Data entries:

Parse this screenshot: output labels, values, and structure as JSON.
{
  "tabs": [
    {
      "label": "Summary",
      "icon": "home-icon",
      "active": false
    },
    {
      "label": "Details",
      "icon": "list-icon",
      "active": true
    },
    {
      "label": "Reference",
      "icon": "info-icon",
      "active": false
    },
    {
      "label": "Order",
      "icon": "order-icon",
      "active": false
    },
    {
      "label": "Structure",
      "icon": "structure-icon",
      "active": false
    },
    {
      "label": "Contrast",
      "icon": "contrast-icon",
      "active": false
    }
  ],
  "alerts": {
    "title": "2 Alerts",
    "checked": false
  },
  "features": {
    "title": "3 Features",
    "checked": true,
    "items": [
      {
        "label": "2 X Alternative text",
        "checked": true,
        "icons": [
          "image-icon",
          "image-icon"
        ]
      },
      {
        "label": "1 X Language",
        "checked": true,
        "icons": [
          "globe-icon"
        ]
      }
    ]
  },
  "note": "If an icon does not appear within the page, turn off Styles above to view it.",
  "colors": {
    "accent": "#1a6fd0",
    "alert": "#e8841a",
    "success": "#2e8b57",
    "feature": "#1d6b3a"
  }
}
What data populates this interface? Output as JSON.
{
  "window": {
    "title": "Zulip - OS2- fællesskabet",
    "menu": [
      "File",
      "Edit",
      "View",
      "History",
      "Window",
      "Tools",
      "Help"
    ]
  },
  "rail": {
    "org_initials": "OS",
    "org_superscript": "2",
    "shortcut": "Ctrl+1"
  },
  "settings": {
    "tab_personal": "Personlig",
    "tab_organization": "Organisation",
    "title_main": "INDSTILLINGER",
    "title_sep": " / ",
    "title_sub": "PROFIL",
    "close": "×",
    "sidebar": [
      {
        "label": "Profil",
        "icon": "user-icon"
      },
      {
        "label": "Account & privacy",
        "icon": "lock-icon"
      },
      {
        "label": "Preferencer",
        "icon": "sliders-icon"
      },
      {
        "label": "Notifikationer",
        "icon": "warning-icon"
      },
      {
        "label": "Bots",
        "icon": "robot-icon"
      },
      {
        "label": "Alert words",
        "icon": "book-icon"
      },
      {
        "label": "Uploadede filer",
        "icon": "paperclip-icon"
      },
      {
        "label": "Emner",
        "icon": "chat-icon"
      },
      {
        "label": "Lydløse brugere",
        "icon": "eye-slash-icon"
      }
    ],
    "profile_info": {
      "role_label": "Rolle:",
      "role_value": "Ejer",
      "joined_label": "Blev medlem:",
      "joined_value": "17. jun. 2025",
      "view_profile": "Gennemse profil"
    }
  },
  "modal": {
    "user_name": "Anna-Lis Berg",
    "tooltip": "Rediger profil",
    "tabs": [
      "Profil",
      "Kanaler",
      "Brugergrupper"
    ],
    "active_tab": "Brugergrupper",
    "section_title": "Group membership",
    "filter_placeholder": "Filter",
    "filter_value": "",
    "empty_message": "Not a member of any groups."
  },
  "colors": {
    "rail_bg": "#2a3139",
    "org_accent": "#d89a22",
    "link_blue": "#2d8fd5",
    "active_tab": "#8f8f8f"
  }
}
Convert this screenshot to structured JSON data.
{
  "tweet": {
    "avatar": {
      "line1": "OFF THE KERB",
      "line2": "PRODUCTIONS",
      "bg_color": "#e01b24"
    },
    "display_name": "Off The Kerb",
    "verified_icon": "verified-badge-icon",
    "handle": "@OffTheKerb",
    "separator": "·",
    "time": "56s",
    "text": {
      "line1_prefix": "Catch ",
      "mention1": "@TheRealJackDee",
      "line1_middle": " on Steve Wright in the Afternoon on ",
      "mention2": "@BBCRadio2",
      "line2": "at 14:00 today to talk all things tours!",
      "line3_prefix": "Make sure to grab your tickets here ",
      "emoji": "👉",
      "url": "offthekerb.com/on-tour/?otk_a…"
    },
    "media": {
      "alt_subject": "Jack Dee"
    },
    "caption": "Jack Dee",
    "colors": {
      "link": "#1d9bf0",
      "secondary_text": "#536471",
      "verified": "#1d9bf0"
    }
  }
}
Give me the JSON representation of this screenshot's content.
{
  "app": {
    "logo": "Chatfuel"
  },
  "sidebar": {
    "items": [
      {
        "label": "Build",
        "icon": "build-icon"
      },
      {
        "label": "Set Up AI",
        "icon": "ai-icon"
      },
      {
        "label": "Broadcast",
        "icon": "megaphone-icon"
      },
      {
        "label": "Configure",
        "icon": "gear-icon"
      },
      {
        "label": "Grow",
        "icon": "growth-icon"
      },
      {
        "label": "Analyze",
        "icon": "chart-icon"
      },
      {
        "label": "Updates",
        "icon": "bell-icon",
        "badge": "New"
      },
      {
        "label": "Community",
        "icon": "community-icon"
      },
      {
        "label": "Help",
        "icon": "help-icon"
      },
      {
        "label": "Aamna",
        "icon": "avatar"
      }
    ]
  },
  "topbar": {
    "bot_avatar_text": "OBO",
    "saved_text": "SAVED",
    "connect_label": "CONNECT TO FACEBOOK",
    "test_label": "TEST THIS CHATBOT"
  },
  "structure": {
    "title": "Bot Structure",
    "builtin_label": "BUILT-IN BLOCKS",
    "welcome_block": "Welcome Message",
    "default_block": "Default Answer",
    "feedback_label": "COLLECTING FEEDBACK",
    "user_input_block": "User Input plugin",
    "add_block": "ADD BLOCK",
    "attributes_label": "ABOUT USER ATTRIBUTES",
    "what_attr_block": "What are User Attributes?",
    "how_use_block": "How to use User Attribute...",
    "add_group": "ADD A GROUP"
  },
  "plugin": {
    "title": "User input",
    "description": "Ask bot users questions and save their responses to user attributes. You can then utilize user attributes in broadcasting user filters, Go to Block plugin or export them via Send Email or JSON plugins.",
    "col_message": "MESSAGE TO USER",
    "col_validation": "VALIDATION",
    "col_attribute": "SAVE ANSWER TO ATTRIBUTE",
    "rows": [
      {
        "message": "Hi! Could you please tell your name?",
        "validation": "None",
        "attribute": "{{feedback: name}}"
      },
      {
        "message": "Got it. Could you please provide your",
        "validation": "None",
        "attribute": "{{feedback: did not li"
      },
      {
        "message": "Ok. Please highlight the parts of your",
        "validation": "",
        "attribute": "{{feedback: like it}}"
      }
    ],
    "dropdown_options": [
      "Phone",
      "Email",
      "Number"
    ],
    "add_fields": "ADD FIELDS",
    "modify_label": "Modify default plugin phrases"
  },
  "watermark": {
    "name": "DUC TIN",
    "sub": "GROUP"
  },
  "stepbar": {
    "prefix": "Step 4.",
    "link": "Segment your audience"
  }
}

Instructions for the task: Pick out the lines containing the string "What" and show them.

Complete answer:
What data populates this interface? Output as JSON.
    "what_attr_block": "What are User Attributes?",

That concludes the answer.